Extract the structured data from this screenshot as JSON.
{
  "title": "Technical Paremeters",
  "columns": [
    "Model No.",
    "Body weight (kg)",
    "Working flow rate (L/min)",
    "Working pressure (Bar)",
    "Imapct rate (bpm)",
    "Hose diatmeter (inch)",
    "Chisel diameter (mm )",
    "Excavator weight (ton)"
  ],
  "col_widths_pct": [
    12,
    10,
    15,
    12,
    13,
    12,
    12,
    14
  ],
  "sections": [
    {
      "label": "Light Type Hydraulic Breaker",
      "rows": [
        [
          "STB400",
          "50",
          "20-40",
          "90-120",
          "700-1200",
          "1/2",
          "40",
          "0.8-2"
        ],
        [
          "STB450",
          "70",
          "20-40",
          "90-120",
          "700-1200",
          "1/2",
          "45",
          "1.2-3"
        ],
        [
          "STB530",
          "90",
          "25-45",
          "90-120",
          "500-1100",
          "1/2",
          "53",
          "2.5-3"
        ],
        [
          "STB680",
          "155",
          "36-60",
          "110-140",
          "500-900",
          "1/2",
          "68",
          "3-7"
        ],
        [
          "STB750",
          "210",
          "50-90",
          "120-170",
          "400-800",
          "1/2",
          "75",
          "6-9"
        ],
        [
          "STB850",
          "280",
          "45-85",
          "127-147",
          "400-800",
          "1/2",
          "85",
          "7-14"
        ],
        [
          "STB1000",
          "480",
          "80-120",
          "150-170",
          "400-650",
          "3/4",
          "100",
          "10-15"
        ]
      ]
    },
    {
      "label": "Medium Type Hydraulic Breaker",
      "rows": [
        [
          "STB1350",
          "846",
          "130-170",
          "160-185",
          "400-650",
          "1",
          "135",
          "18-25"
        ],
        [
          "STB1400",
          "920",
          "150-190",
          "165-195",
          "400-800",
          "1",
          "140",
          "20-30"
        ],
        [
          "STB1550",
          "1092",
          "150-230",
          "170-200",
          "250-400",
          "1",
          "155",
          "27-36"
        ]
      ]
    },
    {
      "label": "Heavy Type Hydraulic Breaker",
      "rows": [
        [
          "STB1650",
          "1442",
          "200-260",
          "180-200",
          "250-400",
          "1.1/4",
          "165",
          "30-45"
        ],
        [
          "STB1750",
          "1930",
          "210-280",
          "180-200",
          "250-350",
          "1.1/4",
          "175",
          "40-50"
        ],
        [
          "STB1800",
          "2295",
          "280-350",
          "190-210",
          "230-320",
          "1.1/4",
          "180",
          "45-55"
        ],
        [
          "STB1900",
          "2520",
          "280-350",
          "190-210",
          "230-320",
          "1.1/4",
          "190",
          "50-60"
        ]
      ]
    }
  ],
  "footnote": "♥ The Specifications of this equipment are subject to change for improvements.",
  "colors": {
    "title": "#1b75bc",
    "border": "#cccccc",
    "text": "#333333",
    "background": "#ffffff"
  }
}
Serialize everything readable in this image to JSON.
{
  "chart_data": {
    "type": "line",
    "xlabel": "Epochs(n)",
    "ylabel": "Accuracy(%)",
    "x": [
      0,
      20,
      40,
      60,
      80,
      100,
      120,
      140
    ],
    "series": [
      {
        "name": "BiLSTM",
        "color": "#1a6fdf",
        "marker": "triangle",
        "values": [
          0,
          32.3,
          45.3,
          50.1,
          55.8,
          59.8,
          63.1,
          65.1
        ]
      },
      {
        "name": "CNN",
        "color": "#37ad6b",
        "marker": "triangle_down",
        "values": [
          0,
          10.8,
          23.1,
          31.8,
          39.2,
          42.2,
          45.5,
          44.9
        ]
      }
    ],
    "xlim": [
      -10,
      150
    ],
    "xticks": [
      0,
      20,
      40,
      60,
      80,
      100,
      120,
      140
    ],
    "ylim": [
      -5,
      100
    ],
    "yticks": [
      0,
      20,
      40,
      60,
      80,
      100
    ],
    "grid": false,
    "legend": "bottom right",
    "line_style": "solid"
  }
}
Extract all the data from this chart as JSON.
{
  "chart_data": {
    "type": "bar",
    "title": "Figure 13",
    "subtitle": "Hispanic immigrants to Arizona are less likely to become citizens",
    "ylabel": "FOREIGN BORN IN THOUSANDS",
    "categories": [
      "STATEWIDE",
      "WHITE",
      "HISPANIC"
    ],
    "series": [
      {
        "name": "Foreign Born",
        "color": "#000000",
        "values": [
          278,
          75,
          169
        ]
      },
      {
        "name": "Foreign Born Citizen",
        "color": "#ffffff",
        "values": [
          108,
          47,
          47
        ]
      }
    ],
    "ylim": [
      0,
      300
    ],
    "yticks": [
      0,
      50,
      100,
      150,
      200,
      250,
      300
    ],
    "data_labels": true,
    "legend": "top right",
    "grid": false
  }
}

## Brief:
Exactly as written, give again every line from the one containing "Extract all the data from this chart as JSON." through the last line of the material above, and no other lines.

## Written answer:
Extract all the data from this chart as JSON.
{
  "chart_data": {
    "type": "bar",
    "title": "Figure 13",
    "subtitle": "Hispanic immigrants to Arizona are less likely to become citizens",
    "ylabel": "FOREIGN BORN IN THOUSANDS",
    "categories": [
      "STATEWIDE",
      "WHITE",
      "HISPANIC"
    ],
    "series": [
      {
        "name": "Foreign Born",
        "color": "#000000",
        "values": [
          278,
          75,
          169
        ]
      },
      {
        "name": "Foreign Born Citizen",
        "color": "#ffffff",
        "values": [
          108,
          47,
          47
        ]
      }
    ],
    "ylim": [
      0,
      300
    ],
    "yticks": [
      0,
      50,
      100,
      150,
      200,
      250,
      300
    ],
    "data_labels": true,
    "legend": "top right",
    "grid": false
  }
}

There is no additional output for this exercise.